[DATASET RECORDS]
-=-=-=-=-

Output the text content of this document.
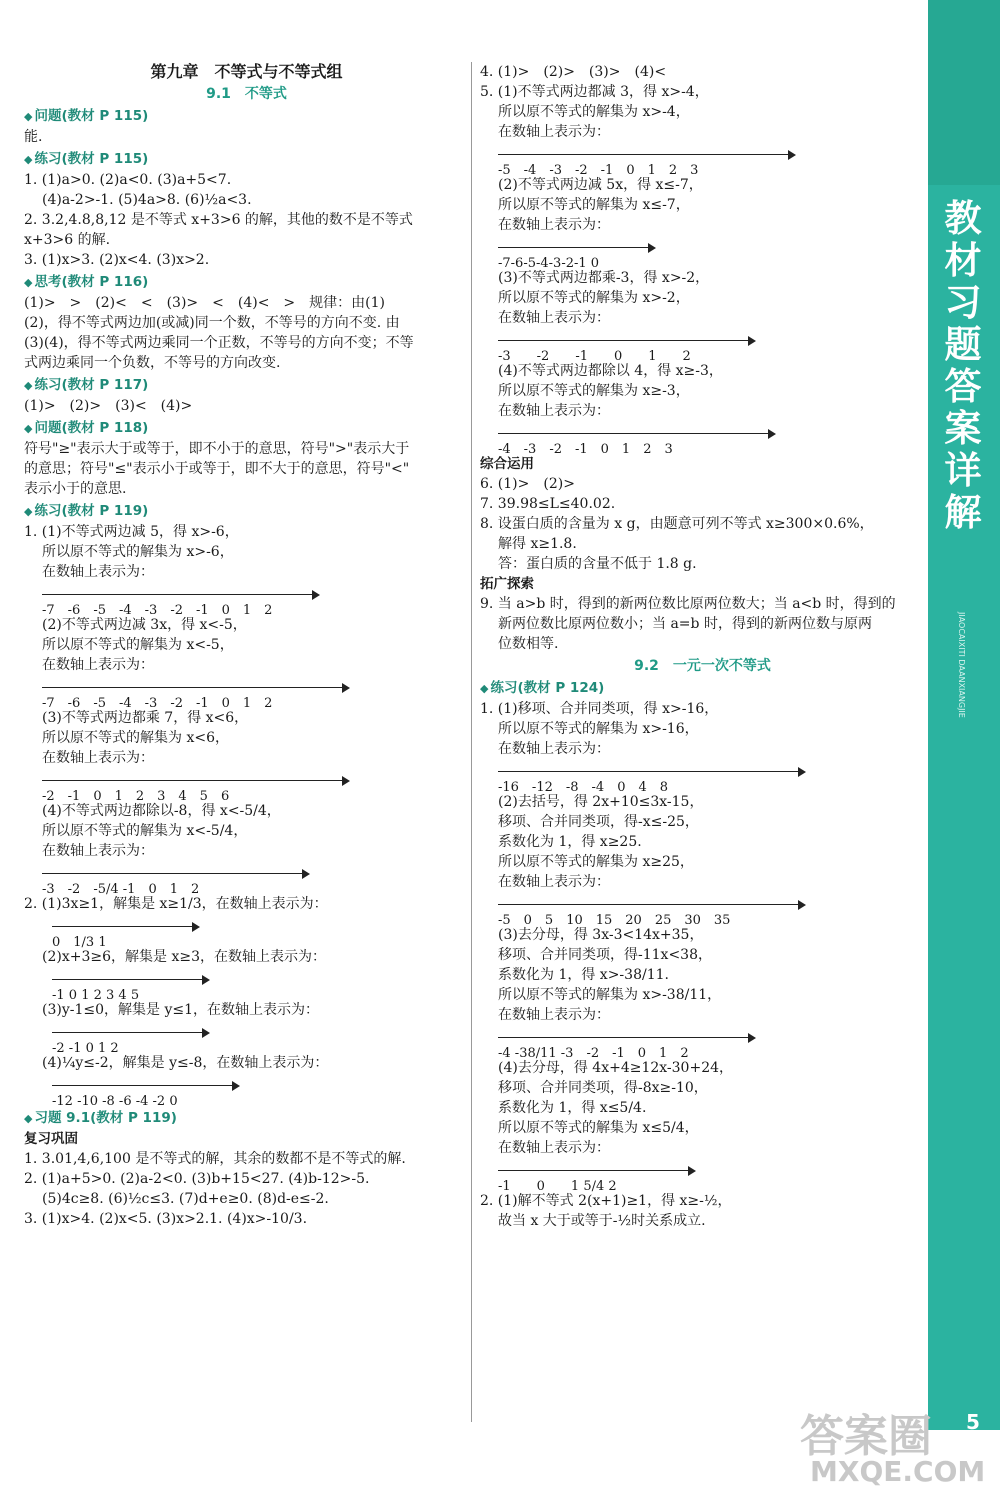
教材习题答案详解
JIAOCAIXITI DAANXIANGJIE
5
第九章　不等式与不等式组
9.1　不等式
◆ 问题(教材 P 115)
能.
◆ 练习(教材 P 115)
1. (1)a>0. (2)a<0. (3)a+5<7.
(4)a-2>-1. (5)4a>8. (6)½a<3.
2. 3.2,4.8,8,12 是不等式 x+3>6 的解，其他的数不是不等式
x+3>6 的解.
3. (1)x>3. (2)x<4. (3)x>2.
◆ 思考(教材 P 116)
(1)>　>　(2)<　<　(3)>　<　(4)<　>　规律：由(1)
(2)，得不等式两边加(或减)同一个数，不等号的方向不变. 由
(3)(4)，得不等式两边乘同一个正数，不等号的方向不变；不等
式两边乘同一个负数，不等号的方向改变.
◆ 练习(教材 P 117)
(1)>　(2)>　(3)<　(4)>
◆ 问题(教材 P 118)
符号"≥"表示大于或等于，即不小于的意思，符号">"表示大于
的意思；符号"≤"表示小于或等于，即不大于的意思，符号"<"
表示小于的意思.
◆ 练习(教材 P 119)
1. (1)不等式两边减 5，得 x>-6，
所以原不等式的解集为 x>-6，
在数轴上表示为：
-7　-6　-5　-4　-3　-2　-1　0　1　2
(2)不等式两边减 3x，得 x<-5，
所以原不等式的解集为 x<-5，
在数轴上表示为：
-7　-6　-5　-4　-3　-2　-1　0　1　2
(3)不等式两边都乘 7，得 x<6，
所以原不等式的解集为 x<6，
在数轴上表示为：
-2　-1　0　1　2　3　4　5　6
(4)不等式两边都除以-8，得 x<-5/4，
所以原不等式的解集为 x<-5/4，
在数轴上表示为：
-3　-2　-5/4 -1　0　1　2
2. (1)3x≥1，解集是 x≥1/3，在数轴上表示为：
0　1/3 1
(2)x+3≥6，解集是 x≥3，在数轴上表示为：
-1 0 1 2 3 4 5
(3)y-1≤0，解集是 y≤1，在数轴上表示为：
-2 -1 0 1 2
(4)¼y≤-2，解集是 y≤-8，在数轴上表示为：
-12 -10 -8 -6 -4 -2 0
◆ 习题 9.1(教材 P 119)
复习巩固
1. 3.01,4,6,100 是不等式的解，其余的数都不是不等式的解.
2. (1)a+5>0. (2)a-2<0. (3)b+15<27. (4)b-12>-5.
(5)4c≥8. (6)½c≤3. (7)d+e≥0. (8)d-e≤-2.
3. (1)x>4. (2)x<5. (3)x>2.1. (4)x>-10/3.
4. (1)>　(2)>　(3)>　(4)<
5. (1)不等式两边都减 3，得 x>-4，
所以原不等式的解集为 x>-4，
在数轴上表示为：
-5　-4　-3　-2　-1　0　1　2　3
(2)不等式两边减 5x，得 x≤-7，
所以原不等式的解集为 x≤-7，
在数轴上表示为：
-7-6-5-4-3-2-1 0
(3)不等式两边都乘-3，得 x>-2，
所以原不等式的解集为 x>-2，
在数轴上表示为：
-3　　-2　　-1　　0　　1　　2
(4)不等式两边都除以 4，得 x≥-3，
所以原不等式的解集为 x≥-3，
在数轴上表示为：
-4　-3　-2　-1　0　1　2　3
综合运用
6. (1)>　(2)>
7. 39.98≤L≤40.02.
8. 设蛋白质的含量为 x g，由题意可列不等式 x≥300×0.6%，
解得 x≥1.8.
答：蛋白质的含量不低于 1.8 g.
拓广探索
9. 当 a>b 时，得到的新两位数比原两位数大；当 a<b 时，得到的
新两位数比原两位数小；当 a=b 时，得到的新两位数与原两
位数相等.
9.2　一元一次不等式
◆ 练习(教材 P 124)
1. (1)移项、合并同类项，得 x>-16，
所以原不等式的解集为 x>-16，
在数轴上表示为：
-16　-12　-8　-4　0　4　8
(2)去括号，得 2x+10≤3x-15，
移项、合并同类项，得-x≤-25，
系数化为 1，得 x≥25.
所以原不等式的解集为 x≥25，
在数轴上表示为：
-5　0　5　10　15　20　25　30　35
(3)去分母，得 3x-3<14x+35，
移项、合并同类项，得-11x<38，
系数化为 1，得 x>-38/11.
所以原不等式的解集为 x>-38/11，
在数轴上表示为：
-4 -38/11 -3　-2　-1　0　1　2
(4)去分母，得 4x+4≥12x-30+24，
移项、合并同类项，得-8x≥-10，
系数化为 1，得 x≤5/4.
所以原不等式的解集为 x≤5/4，
在数轴上表示为：
-1　　0　　1 5/4 2
2. (1)解不等式 2(x+1)≥1，得 x≥-½，
故当 x 大于或等于-½时关系成立.
答案圈
MXQE.COM
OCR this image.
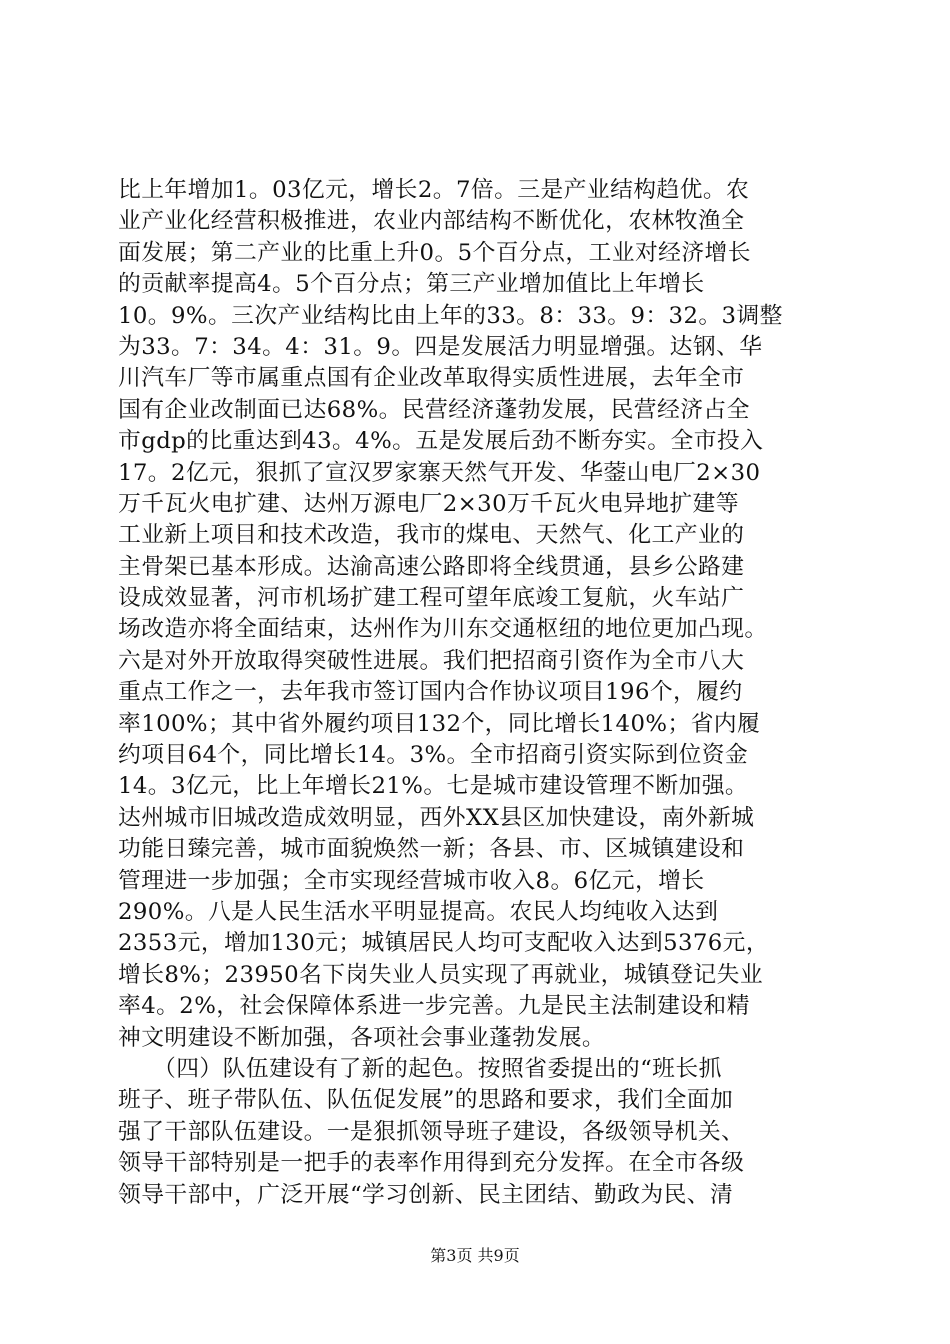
比上年增加1。03亿元，增长2。7倍。三是产业结构趋优。农
业产业化经营积极推进，农业内部结构不断优化，农林牧渔全
面发展；第二产业的比重上升0。5个百分点，工业对经济增长
的贡献率提高4。5个百分点；第三产业增加值比上年增长
10。9%。三次产业结构比由上年的33。8：33。9：32。3调整
为33。7：34。4：31。9。四是发展活力明显增强。达钢、华
川汽车厂等市属重点国有企业改革取得实质性进展，去年全市
国有企业改制面已达68%。民营经济蓬勃发展，民营经济占全
市gdp的比重达到43。4%。五是发展后劲不断夯实。全市投入
17。2亿元，狠抓了宣汉罗家寨天然气开发、华蓥山电厂2×30
万千瓦火电扩建、达州万源电厂2×30万千瓦火电异地扩建等
工业新上项目和技术改造，我市的煤电、天然气、化工产业的
主骨架已基本形成。达渝高速公路即将全线贯通，县乡公路建
设成效显著，河市机场扩建工程可望年底竣工复航，火车站广
场改造亦将全面结束，达州作为川东交通枢纽的地位更加凸现。
六是对外开放取得突破性进展。我们把招商引资作为全市八大
重点工作之一，去年我市签订国内合作协议项目196个，履约
率100%；其中省外履约项目132个，同比增长140%；省内履
约项目64个，同比增长14。3%。全市招商引资实际到位资金
14。3亿元，比上年增长21%。七是城市建设管理不断加强。
达州城市旧城改造成效明显，西外XX县区加快建设，南外新城
功能日臻完善，城市面貌焕然一新；各县、市、区城镇建设和
管理进一步加强；全市实现经营城市收入8。6亿元，增长
290%。八是人民生活水平明显提高。农民人均纯收入达到
2353元，增加130元；城镇居民人均可支配收入达到5376元，
增长8%；23950名下岗失业人员实现了再就业，城镇登记失业
率4。2%，社会保障体系进一步完善。九是民主法制建设和精
神文明建设不断加强，各项社会事业蓬勃发展。
　　（四）队伍建设有了新的起色。按照省委提出的“班长抓
班子、班子带队伍、队伍促发展”的思路和要求，我们全面加
强了干部队伍建设。一是狠抓领导班子建设，各级领导机关、
领导干部特别是一把手的表率作用得到充分发挥。在全市各级
领导干部中，广泛开展“学习创新、民主团结、勤政为民、清
第3页 共9页
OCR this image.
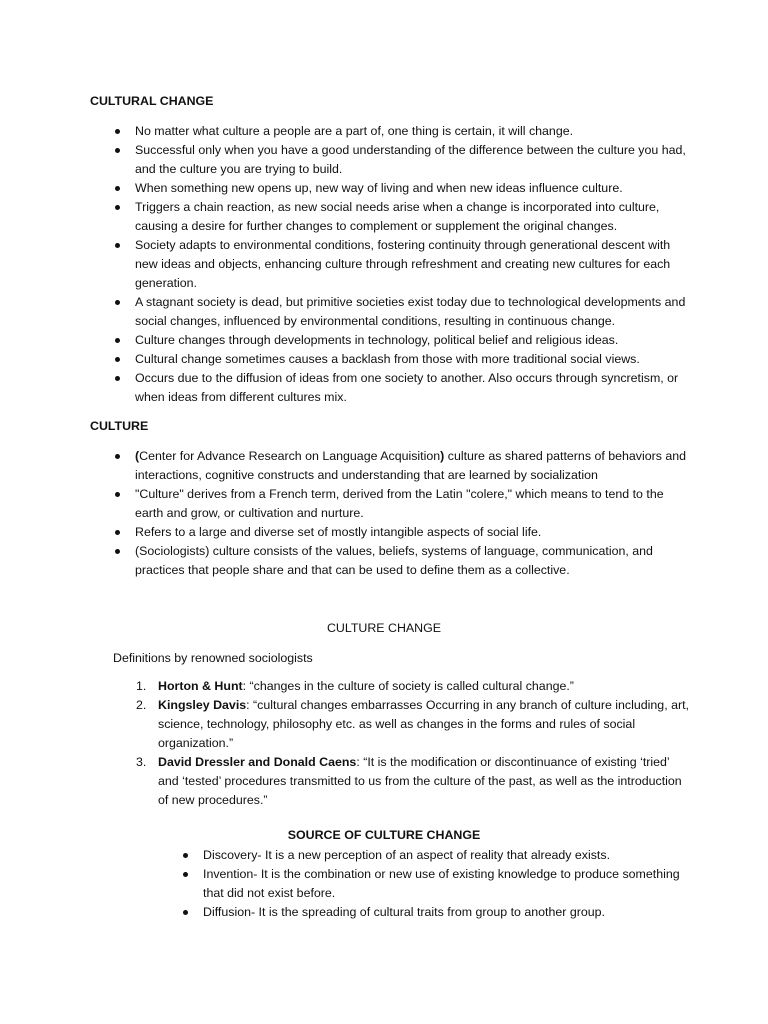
CULTURAL CHANGE
No matter what culture a people are a part of, one thing is certain, it will change.
Successful only when you have a good understanding of the difference between the culture you had, and the culture you are trying to build.
When something new opens up, new way of living and when new ideas influence culture.
Triggers a chain reaction, as new social needs arise when a change is incorporated into culture, causing a desire for further changes to complement or supplement the original changes.
Society adapts to environmental conditions, fostering continuity through generational descent with new ideas and objects, enhancing culture through refreshment and creating new cultures for each generation.
A stagnant society is dead, but primitive societies exist today due to technological developments and social changes, influenced by environmental conditions, resulting in continuous change.
Culture changes through developments in technology, political belief and religious ideas.
Cultural change sometimes causes a backlash from those with more traditional social views.
Occurs due to the diffusion of ideas from one society to another. Also occurs through syncretism, or when ideas from different cultures mix.
CULTURE
(Center for Advance Research on Language Acquisition) culture as shared patterns of behaviors and interactions, cognitive constructs and understanding that are learned by socialization
"Culture" derives from a French term, derived from the Latin "colere," which means to tend to the earth and grow, or cultivation and nurture.
Refers to a large and diverse set of mostly intangible aspects of social life.
(Sociologists) culture consists of the values, beliefs, systems of language, communication, and practices that people share and that can be used to define them as a collective.

CULTURE CHANGE

Definitions by renowned sociologists

1. Horton & Hunt: “changes in the culture of society is called cultural change.”
2. Kingsley Davis: “cultural changes embarrasses Occurring in any branch of culture including, art, science, technology, philosophy etc. as well as changes in the forms and rules of social organization.”
3. David Dressler and Donald Caens: “It is the modification or discontinuance of existing ‘tried’ and ‘tested’ procedures transmitted to us from the culture of the past, as well as the introduction of new procedures.”

SOURCE OF CULTURE CHANGE

Discovery- It is a new perception of an aspect of reality that already exists.
Invention- It is the combination or new use of existing knowledge to produce something that did not exist before.
Diffusion- It is the spreading of cultural traits from group to another group.
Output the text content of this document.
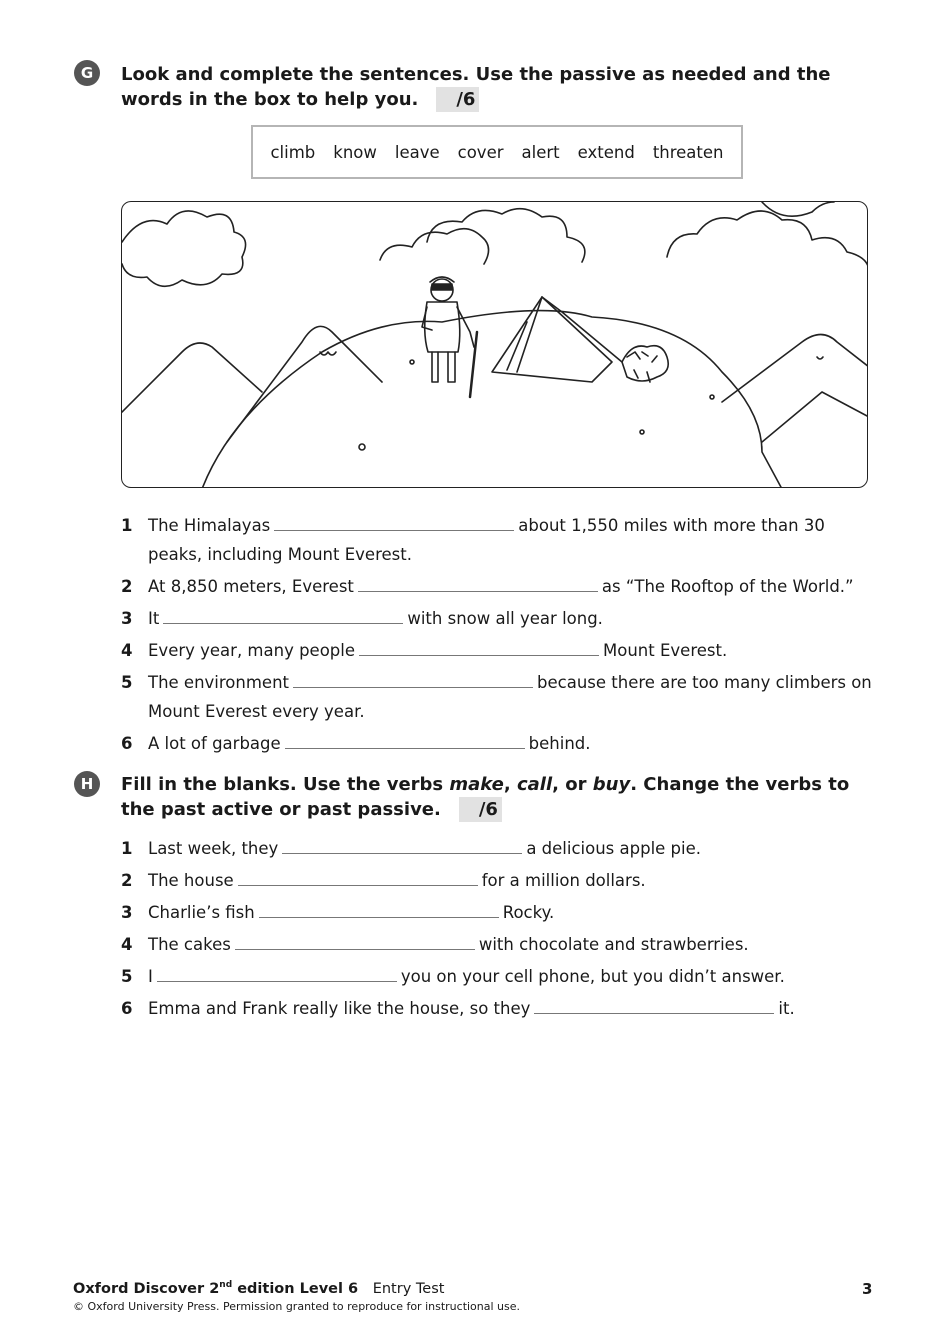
G	Look and complete the sentences. Use the passive as needed and the words in the box to help you. /6
climb know leave cover alert extend threaten
1 The Himalayas	about 1,550 miles with more than 30 peaks, including Mount Everest.
2 At 8,850 meters, Everest	as “The Rooftop of the World.”
3 It	with snow all year long.
4 Every year, many people	Mount Everest.
5 The environment	because there are too many climbers on Mount Everest every year.
6 A lot of garbage	behind.
H	Fill in the blanks. Use the verbs make, call, or buy. Change the verbs to the past active or past passive. /6
1 Last week, they	a delicious apple pie.
2 The house	for a million dollars.
3 Charlie’s fish	Rocky.
4 The cakes	with chocolate and strawberries.
5 I	you on your cell phone, but you didn’t answer.
6 Emma and Frank really like the house, so they	it.
Oxford Discover 2nd edition Level 6 Entry Test
© Oxford University Press. Permission granted to reproduce for instructional use.
3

-=-=-=-=-

[TASK TO CARRY OUT] Out of the records, collect only those lines that contain the string "不等号的方向不变".

[SOLUTION TO THIS PROBLEM]
(2)，得不等式两边加(或减)同一个数，不等号的方向不变. 由
(3)(4)，得不等式两边乘同一个正数，不等号的方向不变；不等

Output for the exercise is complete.